• Your task:
Reproduce the data below line for line, keeping every character unchanged.

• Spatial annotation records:
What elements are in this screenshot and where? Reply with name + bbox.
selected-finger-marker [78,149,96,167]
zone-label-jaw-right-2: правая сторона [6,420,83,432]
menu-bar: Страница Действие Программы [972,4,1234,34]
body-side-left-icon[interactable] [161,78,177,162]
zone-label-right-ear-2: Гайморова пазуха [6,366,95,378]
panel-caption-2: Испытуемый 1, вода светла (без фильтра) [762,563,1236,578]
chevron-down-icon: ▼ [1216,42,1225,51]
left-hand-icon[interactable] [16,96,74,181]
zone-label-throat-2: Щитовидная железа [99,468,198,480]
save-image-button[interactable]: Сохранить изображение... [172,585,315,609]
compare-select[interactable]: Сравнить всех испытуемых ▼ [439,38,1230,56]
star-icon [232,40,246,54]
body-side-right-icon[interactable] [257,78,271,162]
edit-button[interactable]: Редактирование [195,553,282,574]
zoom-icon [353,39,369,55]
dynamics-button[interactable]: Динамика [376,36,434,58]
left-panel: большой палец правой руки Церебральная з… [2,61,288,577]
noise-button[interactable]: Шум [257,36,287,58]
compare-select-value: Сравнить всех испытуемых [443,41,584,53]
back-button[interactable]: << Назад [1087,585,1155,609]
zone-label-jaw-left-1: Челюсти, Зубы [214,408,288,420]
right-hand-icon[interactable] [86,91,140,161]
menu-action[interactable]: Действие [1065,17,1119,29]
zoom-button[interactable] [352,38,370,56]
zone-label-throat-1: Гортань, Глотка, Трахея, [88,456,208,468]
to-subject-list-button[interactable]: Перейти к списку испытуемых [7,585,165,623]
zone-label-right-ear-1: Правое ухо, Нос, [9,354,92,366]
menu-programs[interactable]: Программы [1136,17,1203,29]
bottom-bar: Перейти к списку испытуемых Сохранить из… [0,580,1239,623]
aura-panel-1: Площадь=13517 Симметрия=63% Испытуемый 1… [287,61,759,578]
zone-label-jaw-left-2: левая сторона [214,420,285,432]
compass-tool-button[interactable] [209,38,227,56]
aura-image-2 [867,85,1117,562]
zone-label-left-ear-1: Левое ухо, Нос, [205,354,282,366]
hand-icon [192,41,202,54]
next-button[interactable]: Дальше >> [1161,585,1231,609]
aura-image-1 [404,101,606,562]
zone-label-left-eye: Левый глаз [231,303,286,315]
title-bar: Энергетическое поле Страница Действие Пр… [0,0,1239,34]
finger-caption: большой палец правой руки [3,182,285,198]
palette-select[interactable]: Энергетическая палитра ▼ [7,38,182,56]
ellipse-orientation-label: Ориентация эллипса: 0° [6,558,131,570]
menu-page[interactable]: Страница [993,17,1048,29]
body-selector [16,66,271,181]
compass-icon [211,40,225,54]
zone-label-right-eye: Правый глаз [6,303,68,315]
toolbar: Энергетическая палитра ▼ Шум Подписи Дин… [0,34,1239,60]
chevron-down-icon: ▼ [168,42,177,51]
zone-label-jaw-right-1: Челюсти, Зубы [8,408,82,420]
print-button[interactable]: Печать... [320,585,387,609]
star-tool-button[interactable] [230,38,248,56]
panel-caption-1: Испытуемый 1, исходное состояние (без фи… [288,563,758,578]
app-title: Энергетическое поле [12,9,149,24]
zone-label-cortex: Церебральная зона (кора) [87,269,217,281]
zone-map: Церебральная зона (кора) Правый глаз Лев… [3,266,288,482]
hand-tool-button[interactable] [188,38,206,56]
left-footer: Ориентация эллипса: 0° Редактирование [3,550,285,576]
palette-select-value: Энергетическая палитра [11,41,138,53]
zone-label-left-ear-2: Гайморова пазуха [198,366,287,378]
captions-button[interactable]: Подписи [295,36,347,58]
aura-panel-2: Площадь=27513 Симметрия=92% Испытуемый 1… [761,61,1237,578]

• Answer to this exercise:
What elements are in this screenshot and where? Reply with name + bbox.
selected-finger-marker [78,149,96,167]
zone-label-jaw-right-2: правая сторона [6,420,83,432]
menu-bar: Страница Действие Программы [972,4,1234,34]
body-side-left-icon[interactable] [161,78,177,162]
zone-label-right-ear-2: Гайморова пазуха [6,366,95,378]
panel-caption-2: Испытуемый 1, вода светла (без фильтра) [762,563,1236,578]
chevron-down-icon: ▼ [1216,42,1225,51]
left-hand-icon[interactable] [16,96,74,181]
zone-label-throat-2: Щитовидная железа [99,468,198,480]
save-image-button[interactable]: Сохранить изображение... [172,585,315,609]
compare-select[interactable]: Сравнить всех испытуемых ▼ [439,38,1230,56]
star-icon [232,40,246,54]
body-side-right-icon[interactable] [257,78,271,162]
edit-button[interactable]: Редактирование [195,553,282,574]
zoom-icon [353,39,369,55]
dynamics-button[interactable]: Динамика [376,36,434,58]
left-panel: большой палец правой руки Церебральная з… [2,61,288,577]
noise-button[interactable]: Шум [257,36,287,58]
compare-select-value: Сравнить всех испытуемых [443,41,584,53]
back-button[interactable]: << Назад [1087,585,1155,609]
zone-label-jaw-left-1: Челюсти, Зубы [214,408,288,420]
right-hand-icon[interactable] [86,91,140,161]
menu-action[interactable]: Действие [1065,17,1119,29]
zoom-button[interactable] [352,38,370,56]
zone-label-throat-1: Гортань, Глотка, Трахея, [88,456,208,468]
to-subject-list-button[interactable]: Перейти к списку испытуемых [7,585,165,623]
zone-label-right-ear-1: Правое ухо, Нос, [9,354,92,366]
menu-programs[interactable]: Программы [1136,17,1203,29]
bottom-bar: Перейти к списку испытуемых Сохранить из… [0,580,1239,623]
aura-panel-1: Площадь=13517 Симметрия=63% Испытуемый 1… [287,61,759,578]
zone-label-jaw-left-2: левая сторона [214,420,285,432]
compass-tool-button[interactable] [209,38,227,56]
aura-image-2 [867,85,1117,562]
zone-label-left-ear-1: Левое ухо, Нос, [205,354,282,366]
hand-icon [192,41,202,54]
next-button[interactable]: Дальше >> [1161,585,1231,609]
aura-image-1 [404,101,606,562]
zone-label-left-eye: Левый глаз [231,303,286,315]
title-bar: Энергетическое поле Страница Действие Пр… [0,0,1239,34]
finger-caption: большой палец правой руки [3,182,285,198]
palette-select[interactable]: Энергетическая палитра ▼ [7,38,182,56]
ellipse-orientation-label: Ориентация эллипса: 0° [6,558,131,570]
menu-page[interactable]: Страница [993,17,1048,29]
body-selector [16,66,271,181]
compass-icon [211,40,225,54]
zone-label-right-eye: Правый глаз [6,303,68,315]
toolbar: Энергетическая палитра ▼ Шум Подписи Дин… [0,34,1239,60]
chevron-down-icon: ▼ [168,42,177,51]
zone-label-jaw-right-1: Челюсти, Зубы [8,408,82,420]
print-button[interactable]: Печать... [320,585,387,609]
star-tool-button[interactable] [230,38,248,56]
panel-caption-1: Испытуемый 1, исходное состояние (без фи… [288,563,758,578]
app-title: Энергетическое поле [12,9,149,24]
zone-label-cortex: Церебральная зона (кора) [87,269,217,281]
zone-map: Церебральная зона (кора) Правый глаз Лев… [3,266,288,482]
hand-tool-button[interactable] [188,38,206,56]
left-footer: Ориентация эллипса: 0° Редактирование [3,550,285,576]
palette-select-value: Энергетическая палитра [11,41,138,53]
zone-label-left-ear-2: Гайморова пазуха [198,366,287,378]
captions-button[interactable]: Подписи [295,36,347,58]
aura-panel-2: Площадь=27513 Симметрия=92% Испытуемый 1… [761,61,1237,578]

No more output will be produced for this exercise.